DIRECTIVE:
Word for word, retype every entry in the listing.

ROWS:
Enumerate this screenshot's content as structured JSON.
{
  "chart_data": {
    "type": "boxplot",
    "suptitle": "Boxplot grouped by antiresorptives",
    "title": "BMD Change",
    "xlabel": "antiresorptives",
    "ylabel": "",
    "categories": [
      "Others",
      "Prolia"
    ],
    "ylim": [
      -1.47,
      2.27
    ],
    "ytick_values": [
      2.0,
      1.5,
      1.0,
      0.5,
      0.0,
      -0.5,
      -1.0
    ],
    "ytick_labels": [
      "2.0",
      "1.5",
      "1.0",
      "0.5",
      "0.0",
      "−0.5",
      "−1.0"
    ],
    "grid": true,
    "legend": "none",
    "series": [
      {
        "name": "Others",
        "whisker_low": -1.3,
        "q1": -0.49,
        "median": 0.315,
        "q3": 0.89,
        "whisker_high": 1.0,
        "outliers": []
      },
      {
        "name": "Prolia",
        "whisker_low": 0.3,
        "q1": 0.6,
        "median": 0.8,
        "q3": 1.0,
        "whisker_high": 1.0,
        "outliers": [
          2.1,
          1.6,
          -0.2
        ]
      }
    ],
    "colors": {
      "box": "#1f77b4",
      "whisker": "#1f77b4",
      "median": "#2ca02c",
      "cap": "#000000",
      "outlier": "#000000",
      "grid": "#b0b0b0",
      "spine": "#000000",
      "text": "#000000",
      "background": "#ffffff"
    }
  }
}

ANSWER TO THIS PROBLEM:
Enumerate this screenshot's content as structured JSON.
{
  "chart_data": {
    "type": "boxplot",
    "suptitle": "Boxplot grouped by antiresorptives",
    "title": "BMD Change",
    "xlabel": "antiresorptives",
    "ylabel": "",
    "categories": [
      "Others",
      "Prolia"
    ],
    "ylim": [
      -1.47,
      2.27
    ],
    "ytick_values": [
      2.0,
      1.5,
      1.0,
      0.5,
      0.0,
      -0.5,
      -1.0
    ],
    "ytick_labels": [
      "2.0",
      "1.5",
      "1.0",
      "0.5",
      "0.0",
      "−0.5",
      "−1.0"
    ],
    "grid": true,
    "legend": "none",
    "series": [
      {
        "name": "Others",
        "whisker_low": -1.3,
        "q1": -0.49,
        "median": 0.315,
        "q3": 0.89,
        "whisker_high": 1.0,
        "outliers": []
      },
      {
        "name": "Prolia",
        "whisker_low": 0.3,
        "q1": 0.6,
        "median": 0.8,
        "q3": 1.0,
        "whisker_high": 1.0,
        "outliers": [
          2.1,
          1.6,
          -0.2
        ]
      }
    ],
    "colors": {
      "box": "#1f77b4",
      "whisker": "#1f77b4",
      "median": "#2ca02c",
      "cap": "#000000",
      "outlier": "#000000",
      "grid": "#b0b0b0",
      "spine": "#000000",
      "text": "#000000",
      "background": "#ffffff"
    }
  }
}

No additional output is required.